(Dataset excerpts)

—————

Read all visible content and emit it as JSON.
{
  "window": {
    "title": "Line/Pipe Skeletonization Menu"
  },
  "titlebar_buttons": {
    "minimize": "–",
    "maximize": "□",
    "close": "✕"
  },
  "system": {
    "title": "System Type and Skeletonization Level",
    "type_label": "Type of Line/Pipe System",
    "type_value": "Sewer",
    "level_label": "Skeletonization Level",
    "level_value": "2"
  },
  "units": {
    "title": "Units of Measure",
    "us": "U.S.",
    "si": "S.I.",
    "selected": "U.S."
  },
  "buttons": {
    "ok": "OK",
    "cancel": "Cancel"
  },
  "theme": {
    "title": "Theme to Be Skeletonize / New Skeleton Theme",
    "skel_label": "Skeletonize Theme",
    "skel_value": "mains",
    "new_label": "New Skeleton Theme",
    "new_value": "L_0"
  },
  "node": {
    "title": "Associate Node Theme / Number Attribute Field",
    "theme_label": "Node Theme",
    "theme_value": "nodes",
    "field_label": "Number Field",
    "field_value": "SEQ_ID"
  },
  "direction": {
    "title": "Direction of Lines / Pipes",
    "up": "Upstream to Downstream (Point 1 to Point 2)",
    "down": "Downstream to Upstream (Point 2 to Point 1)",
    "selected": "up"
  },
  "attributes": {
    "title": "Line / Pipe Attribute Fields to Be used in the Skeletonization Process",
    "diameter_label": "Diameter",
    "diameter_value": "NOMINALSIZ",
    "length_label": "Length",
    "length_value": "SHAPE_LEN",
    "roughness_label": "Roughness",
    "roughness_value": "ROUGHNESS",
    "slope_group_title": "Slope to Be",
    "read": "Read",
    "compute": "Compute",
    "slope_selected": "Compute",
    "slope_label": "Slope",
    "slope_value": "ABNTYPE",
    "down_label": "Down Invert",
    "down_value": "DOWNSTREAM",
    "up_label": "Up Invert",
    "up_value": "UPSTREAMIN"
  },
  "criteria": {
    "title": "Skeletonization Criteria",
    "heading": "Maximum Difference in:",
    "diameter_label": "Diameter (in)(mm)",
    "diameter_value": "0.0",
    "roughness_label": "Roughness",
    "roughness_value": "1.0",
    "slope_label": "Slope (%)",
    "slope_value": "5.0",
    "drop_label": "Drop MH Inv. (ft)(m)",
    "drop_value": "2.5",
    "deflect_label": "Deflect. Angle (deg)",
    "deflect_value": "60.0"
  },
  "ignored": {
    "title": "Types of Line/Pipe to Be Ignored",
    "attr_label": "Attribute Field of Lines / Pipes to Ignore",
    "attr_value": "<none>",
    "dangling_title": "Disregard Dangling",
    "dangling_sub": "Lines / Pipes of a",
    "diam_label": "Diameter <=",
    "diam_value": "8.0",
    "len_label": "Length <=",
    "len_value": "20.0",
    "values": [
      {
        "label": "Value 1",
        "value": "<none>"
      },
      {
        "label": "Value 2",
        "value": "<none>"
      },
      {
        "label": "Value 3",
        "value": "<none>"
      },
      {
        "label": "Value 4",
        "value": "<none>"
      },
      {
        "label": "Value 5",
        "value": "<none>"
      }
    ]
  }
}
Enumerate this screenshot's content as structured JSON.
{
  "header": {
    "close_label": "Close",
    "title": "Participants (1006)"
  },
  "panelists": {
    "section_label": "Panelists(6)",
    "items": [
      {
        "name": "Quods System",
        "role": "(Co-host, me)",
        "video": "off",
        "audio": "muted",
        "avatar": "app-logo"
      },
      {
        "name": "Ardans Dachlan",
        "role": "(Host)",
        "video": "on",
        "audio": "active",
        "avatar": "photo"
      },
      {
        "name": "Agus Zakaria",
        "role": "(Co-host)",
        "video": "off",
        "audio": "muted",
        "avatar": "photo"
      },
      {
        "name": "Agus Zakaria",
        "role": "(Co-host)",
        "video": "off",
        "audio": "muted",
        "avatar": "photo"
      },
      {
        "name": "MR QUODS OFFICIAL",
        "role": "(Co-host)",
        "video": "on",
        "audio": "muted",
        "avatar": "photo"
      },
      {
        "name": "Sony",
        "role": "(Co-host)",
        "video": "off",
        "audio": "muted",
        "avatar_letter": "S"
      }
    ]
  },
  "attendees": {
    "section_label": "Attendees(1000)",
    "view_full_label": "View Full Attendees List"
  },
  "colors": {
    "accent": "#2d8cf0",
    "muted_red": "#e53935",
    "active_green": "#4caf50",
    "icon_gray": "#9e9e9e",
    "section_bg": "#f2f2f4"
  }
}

—————

Return each entry from the material above exactly as it appears.

Read all visible content and emit it as JSON.
{
  "window": {
    "title": "Line/Pipe Skeletonization Menu"
  },
  "titlebar_buttons": {
    "minimize": "–",
    "maximize": "□",
    "close": "✕"
  },
  "system": {
    "title": "System Type and Skeletonization Level",
    "type_label": "Type of Line/Pipe System",
    "type_value": "Sewer",
    "level_label": "Skeletonization Level",
    "level_value": "2"
  },
  "units": {
    "title": "Units of Measure",
    "us": "U.S.",
    "si": "S.I.",
    "selected": "U.S."
  },
  "buttons": {
    "ok": "OK",
    "cancel": "Cancel"
  },
  "theme": {
    "title": "Theme to Be Skeletonize / New Skeleton Theme",
    "skel_label": "Skeletonize Theme",
    "skel_value": "mains",
    "new_label": "New Skeleton Theme",
    "new_value": "L_0"
  },
  "node": {
    "title": "Associate Node Theme / Number Attribute Field",
    "theme_label": "Node Theme",
    "theme_value": "nodes",
    "field_label": "Number Field",
    "field_value": "SEQ_ID"
  },
  "direction": {
    "title": "Direction of Lines / Pipes",
    "up": "Upstream to Downstream (Point 1 to Point 2)",
    "down": "Downstream to Upstream (Point 2 to Point 1)",
    "selected": "up"
  },
  "attributes": {
    "title": "Line / Pipe Attribute Fields to Be used in the Skeletonization Process",
    "diameter_label": "Diameter",
    "diameter_value": "NOMINALSIZ",
    "length_label": "Length",
    "length_value": "SHAPE_LEN",
    "roughness_label": "Roughness",
    "roughness_value": "ROUGHNESS",
    "slope_group_title": "Slope to Be",
    "read": "Read",
    "compute": "Compute",
    "slope_selected": "Compute",
    "slope_label": "Slope",
    "slope_value": "ABNTYPE",
    "down_label": "Down Invert",
    "down_value": "DOWNSTREAM",
    "up_label": "Up Invert",
    "up_value": "UPSTREAMIN"
  },
  "criteria": {
    "title": "Skeletonization Criteria",
    "heading": "Maximum Difference in:",
    "diameter_label": "Diameter (in)(mm)",
    "diameter_value": "0.0",
    "roughness_label": "Roughness",
    "roughness_value": "1.0",
    "slope_label": "Slope (%)",
    "slope_value": "5.0",
    "drop_label": "Drop MH Inv. (ft)(m)",
    "drop_value": "2.5",
    "deflect_label": "Deflect. Angle (deg)",
    "deflect_value": "60.0"
  },
  "ignored": {
    "title": "Types of Line/Pipe to Be Ignored",
    "attr_label": "Attribute Field of Lines / Pipes to Ignore",
    "attr_value": "<none>",
    "dangling_title": "Disregard Dangling",
    "dangling_sub": "Lines / Pipes of a",
    "diam_label": "Diameter <=",
    "diam_value": "8.0",
    "len_label": "Length <=",
    "len_value": "20.0",
    "values": [
      {
        "label": "Value 1",
        "value": "<none>"
      },
      {
        "label": "Value 2",
        "value": "<none>"
      },
      {
        "label": "Value 3",
        "value": "<none>"
      },
      {
        "label": "Value 4",
        "value": "<none>"
      },
      {
        "label": "Value 5",
        "value": "<none>"
      }
    ]
  }
}
Enumerate this screenshot's content as structured JSON.
{
  "header": {
    "close_label": "Close",
    "title": "Participants (1006)"
  },
  "panelists": {
    "section_label": "Panelists(6)",
    "items": [
      {
        "name": "Quods System",
        "role": "(Co-host, me)",
        "video": "off",
        "audio": "muted",
        "avatar": "app-logo"
      },
      {
        "name": "Ardans Dachlan",
        "role": "(Host)",
        "video": "on",
        "audio": "active",
        "avatar": "photo"
      },
      {
        "name": "Agus Zakaria",
        "role": "(Co-host)",
        "video": "off",
        "audio": "muted",
        "avatar": "photo"
      },
      {
        "name": "Agus Zakaria",
        "role": "(Co-host)",
        "video": "off",
        "audio": "muted",
        "avatar": "photo"
      },
      {
        "name": "MR QUODS OFFICIAL",
        "role": "(Co-host)",
        "video": "on",
        "audio": "muted",
        "avatar": "photo"
      },
      {
        "name": "Sony",
        "role": "(Co-host)",
        "video": "off",
        "audio": "muted",
        "avatar_letter": "S"
      }
    ]
  },
  "attendees": {
    "section_label": "Attendees(1000)",
    "view_full_label": "View Full Attendees List"
  },
  "colors": {
    "accent": "#2d8cf0",
    "muted_red": "#e53935",
    "active_green": "#4caf50",
    "icon_gray": "#9e9e9e",
    "section_bg": "#f2f2f4"
  }
}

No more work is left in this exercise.